In the records below, find each line containing the word "Audois" and copy it.

§ Data section
◇ ◇ ◇ ◇ ◇
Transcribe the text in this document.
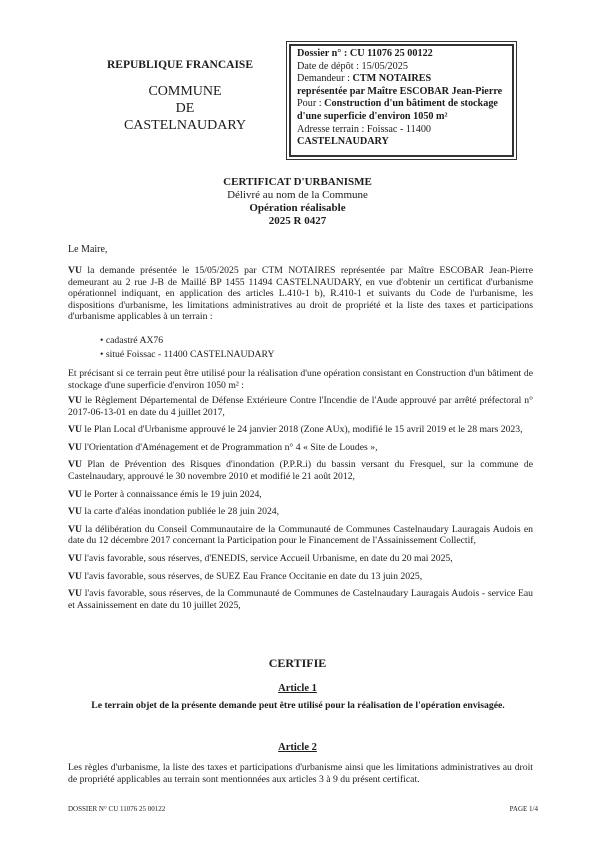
REPUBLIQUE FRANCAISE
COMMUNE
DE
CASTELNAUDARY
Dossier n° : CU 11076 25 00122
Date de dépôt : 15/05/2025
Demandeur : CTM NOTAIRES
représentée par Maître ESCOBAR Jean-Pierre
Pour : Construction d'un bâtiment de stockage
d'une superficie d'environ 1050 m²
Adresse terrain : Foissac - 11400
CASTELNAUDARY
CERTIFICAT D'URBANISME
Délivré au nom de la Commune
Opération réalisable
2025 R 0427
Le Maire,

VU la demande présentée le 15/05/2025 par CTM NOTAIRES représentée par Maître ESCOBAR Jean-Pierre demeurant au 2 rue J-B de Maillé BP 1455 11494 CASTELNAUDARY, en vue d'obtenir un certificat d'urbanisme opérationnel indiquant, en application des articles L.410-1 b), R.410-1 et suivants du Code de l'urbanisme, les dispositions d'urbanisme, les limitations administratives au droit de propriété et la liste des taxes et participations d'urbanisme applicables à un terrain :

• cadastré AX76
• situé Foissac - 11400 CASTELNAUDARY

Et précisant si ce terrain peut être utilisé pour la réalisation d'une opération consistant en Construction d'un bâtiment de stockage d'une superficie d'environ 1050 m² :

VU le Règlement Départemental de Défense Extérieure Contre l'Incendie de l'Aude approuvé par arrêté préfectoral n° 2017-06-13-01 en date du 4 juillet 2017,

VU le Plan Local d'Urbanisme approuvé le 24 janvier 2018 (Zone AUx), modifié le 15 avril 2019 et le 28 mars 2023,

VU l'Orientation d'Aménagement et de Programmation n° 4 « Site de Loudes »,

VU Plan de Prévention des Risques d'inondation (P.P.R.i) du bassin versant du Fresquel, sur la commune de Castelnaudary, approuvé le 30 novembre 2010 et modifié le 21 août 2012,

VU le Porter à connaissance émis le 19 juin 2024,

VU la carte d'aléas inondation publiée le 28 juin 2024,

VU la délibération du Conseil Communautaire de la Communauté de Communes Castelnaudary Lauragais Audois en date du 12 décembre 2017 concernant la Participation pour le Financement de l'Assainissement Collectif,

VU l'avis favorable, sous réserves, d'ENEDIS, service Accueil Urbanisme, en date du 20 mai 2025,

VU l'avis favorable, sous réserves, de SUEZ Eau France Occitanie en date du 13 juin 2025,

VU l'avis favorable, sous réserves, de la Communauté de Communes de Castelnaudary Lauragais Audois - service Eau et Assainissement en date du 10 juillet 2025,

CERTIFIE
Article 1
Le terrain objet de la présente demande peut être utilisé pour la réalisation de l'opération envisagée.
Article 2
Les règles d'urbanisme, la liste des taxes et participations d'urbanisme ainsi que les limitations administratives au droit de propriété applicables au terrain sont mentionnées aux articles 3 à 9 du présent certificat.
DOSSIER N° CU 11076 25 00122	PAGE 1/4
◇ ◇ ◇ ◇ ◇
§ Right answer
VU la délibération du Conseil Communautaire de la Communauté de Communes Castelnaudary Lauragais Audois en date du 12 décembre 2017 concernant la Participation pour le Financement de l'Assainissement Collectif,
VU l'avis favorable, sous réserves, de la Communauté de Communes de Castelnaudary Lauragais Audois - service Eau et Assainissement en date du 10 juillet 2025,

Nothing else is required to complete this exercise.